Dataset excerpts
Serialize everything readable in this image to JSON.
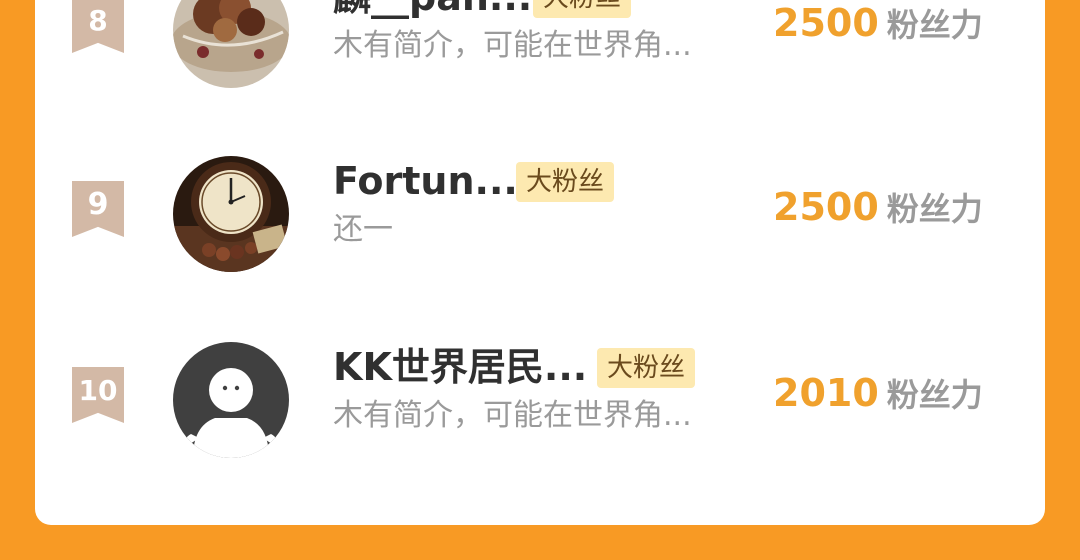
{
  "rows": [
    {
      "rank": "8",
      "name": "麟__pan...",
      "badge": "大粉丝",
      "bio": "木有简介，可能在世界角...",
      "score": "2500",
      "unit": "粉丝力",
      "avatar": "photo-dried-flowers"
    },
    {
      "rank": "9",
      "name": "Fortun...",
      "badge": "大粉丝",
      "bio": "还一",
      "score": "2500",
      "unit": "粉丝力",
      "avatar": "photo-clock"
    },
    {
      "rank": "10",
      "name": "KK世界居民...",
      "badge": "大粉丝",
      "bio": "木有简介，可能在世界角...",
      "score": "2010",
      "unit": "粉丝力",
      "avatar": "default-avatar-icon"
    }
  ],
  "colors": {
    "background": "#f89a24",
    "rank_ribbon": "#d3b9a6",
    "badge_bg": "#fde9b0",
    "score": "#f0a12d"
  }
}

■ **Directions for this task**: Pictures don't belong in the copy. Restate all the entries exactly.

■ **Task solution**:
Serialize everything readable in this image to JSON.
{
  "rows": [
    {
      "rank": "8",
      "name": "麟__pan...",
      "badge": "大粉丝",
      "bio": "木有简介，可能在世界角...",
      "score": "2500",
      "unit": "粉丝力",
      "avatar": "photo-dried-flowers"
    },
    {
      "rank": "9",
      "name": "Fortun...",
      "badge": "大粉丝",
      "bio": "还一",
      "score": "2500",
      "unit": "粉丝力",
      "avatar": "photo-clock"
    },
    {
      "rank": "10",
      "name": "KK世界居民...",
      "badge": "大粉丝",
      "bio": "木有简介，可能在世界角...",
      "score": "2010",
      "unit": "粉丝力",
      "avatar": "default-avatar-icon"
    }
  ],
  "colors": {
    "background": "#f89a24",
    "rank_ribbon": "#d3b9a6",
    "badge_bg": "#fde9b0",
    "score": "#f0a12d"
  }
}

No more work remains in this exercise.